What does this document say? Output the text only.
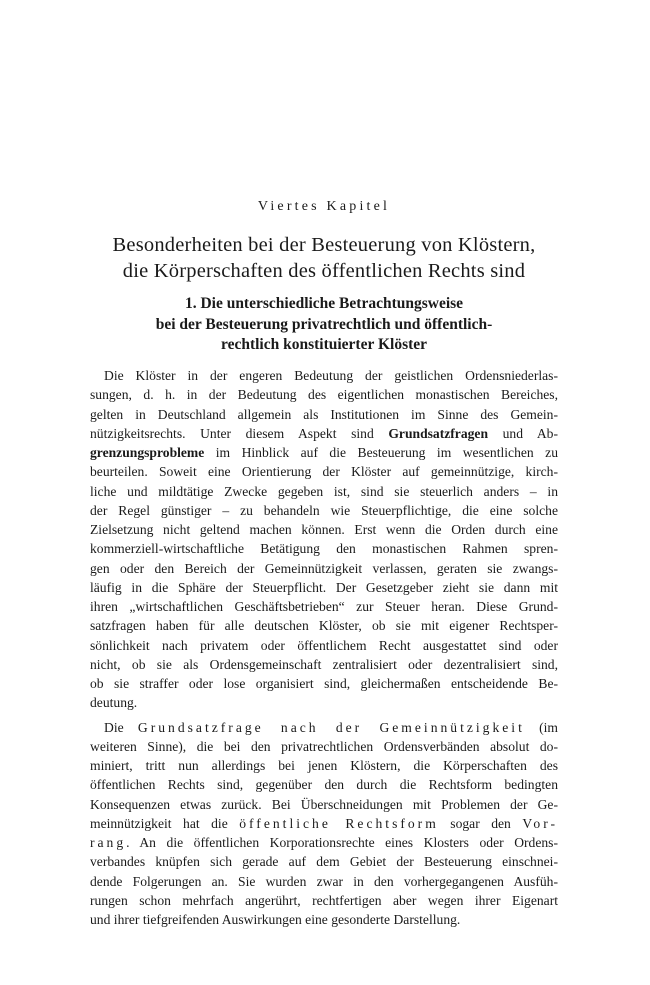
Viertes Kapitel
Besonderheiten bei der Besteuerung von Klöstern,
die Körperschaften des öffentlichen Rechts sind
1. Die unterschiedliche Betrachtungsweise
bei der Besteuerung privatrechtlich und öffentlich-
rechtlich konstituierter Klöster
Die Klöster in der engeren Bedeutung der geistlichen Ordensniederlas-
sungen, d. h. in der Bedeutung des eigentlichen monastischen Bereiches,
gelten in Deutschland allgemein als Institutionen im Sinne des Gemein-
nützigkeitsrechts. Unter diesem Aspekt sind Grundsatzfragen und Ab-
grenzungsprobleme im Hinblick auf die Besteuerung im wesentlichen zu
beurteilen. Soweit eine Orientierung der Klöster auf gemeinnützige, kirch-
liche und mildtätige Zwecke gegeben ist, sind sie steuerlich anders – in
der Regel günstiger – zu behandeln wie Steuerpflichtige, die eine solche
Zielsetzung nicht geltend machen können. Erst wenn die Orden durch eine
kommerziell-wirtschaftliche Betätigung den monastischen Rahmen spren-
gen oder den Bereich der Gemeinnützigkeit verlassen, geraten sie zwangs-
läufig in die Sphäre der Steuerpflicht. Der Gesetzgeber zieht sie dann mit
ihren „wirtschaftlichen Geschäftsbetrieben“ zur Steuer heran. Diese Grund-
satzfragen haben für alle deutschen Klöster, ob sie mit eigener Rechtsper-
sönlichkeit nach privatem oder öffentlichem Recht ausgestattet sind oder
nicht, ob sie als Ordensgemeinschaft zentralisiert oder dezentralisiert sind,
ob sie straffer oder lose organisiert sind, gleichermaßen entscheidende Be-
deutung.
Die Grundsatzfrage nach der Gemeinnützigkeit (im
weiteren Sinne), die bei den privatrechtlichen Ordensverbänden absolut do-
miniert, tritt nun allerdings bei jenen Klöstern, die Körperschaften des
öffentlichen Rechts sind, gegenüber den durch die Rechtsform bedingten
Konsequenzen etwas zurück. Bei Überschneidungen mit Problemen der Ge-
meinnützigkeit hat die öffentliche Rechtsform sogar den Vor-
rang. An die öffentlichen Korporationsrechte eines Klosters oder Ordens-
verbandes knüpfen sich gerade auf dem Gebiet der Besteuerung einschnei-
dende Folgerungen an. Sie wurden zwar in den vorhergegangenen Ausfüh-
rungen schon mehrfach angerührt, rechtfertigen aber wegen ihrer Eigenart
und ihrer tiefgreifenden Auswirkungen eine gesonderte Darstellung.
____
PROBLEM DETAILS: From the material above, copy everything exactly but the pictures.

OUTPUT OF THE EXERCISE:
What does this document say? Output the text only.
Viertes Kapitel
Besonderheiten bei der Besteuerung von Klöstern,
die Körperschaften des öffentlichen Rechts sind
1. Die unterschiedliche Betrachtungsweise
bei der Besteuerung privatrechtlich und öffentlich-
rechtlich konstituierter Klöster
Die Klöster in der engeren Bedeutung der geistlichen Ordensniederlas-
sungen, d. h. in der Bedeutung des eigentlichen monastischen Bereiches,
gelten in Deutschland allgemein als Institutionen im Sinne des Gemein-
nützigkeitsrechts. Unter diesem Aspekt sind Grundsatzfragen und Ab-
grenzungsprobleme im Hinblick auf die Besteuerung im wesentlichen zu
beurteilen. Soweit eine Orientierung der Klöster auf gemeinnützige, kirch-
liche und mildtätige Zwecke gegeben ist, sind sie steuerlich anders – in
der Regel günstiger – zu behandeln wie Steuerpflichtige, die eine solche
Zielsetzung nicht geltend machen können. Erst wenn die Orden durch eine
kommerziell-wirtschaftliche Betätigung den monastischen Rahmen spren-
gen oder den Bereich der Gemeinnützigkeit verlassen, geraten sie zwangs-
läufig in die Sphäre der Steuerpflicht. Der Gesetzgeber zieht sie dann mit
ihren „wirtschaftlichen Geschäftsbetrieben“ zur Steuer heran. Diese Grund-
satzfragen haben für alle deutschen Klöster, ob sie mit eigener Rechtsper-
sönlichkeit nach privatem oder öffentlichem Recht ausgestattet sind oder
nicht, ob sie als Ordensgemeinschaft zentralisiert oder dezentralisiert sind,
ob sie straffer oder lose organisiert sind, gleichermaßen entscheidende Be-
deutung.
Die Grundsatzfrage nach der Gemeinnützigkeit (im
weiteren Sinne), die bei den privatrechtlichen Ordensverbänden absolut do-
miniert, tritt nun allerdings bei jenen Klöstern, die Körperschaften des
öffentlichen Rechts sind, gegenüber den durch die Rechtsform bedingten
Konsequenzen etwas zurück. Bei Überschneidungen mit Problemen der Ge-
meinnützigkeit hat die öffentliche Rechtsform sogar den Vor-
rang. An die öffentlichen Korporationsrechte eines Klosters oder Ordens-
verbandes knüpfen sich gerade auf dem Gebiet der Besteuerung einschnei-
dende Folgerungen an. Sie wurden zwar in den vorhergegangenen Ausfüh-
rungen schon mehrfach angerührt, rechtfertigen aber wegen ihrer Eigenart
und ihrer tiefgreifenden Auswirkungen eine gesonderte Darstellung.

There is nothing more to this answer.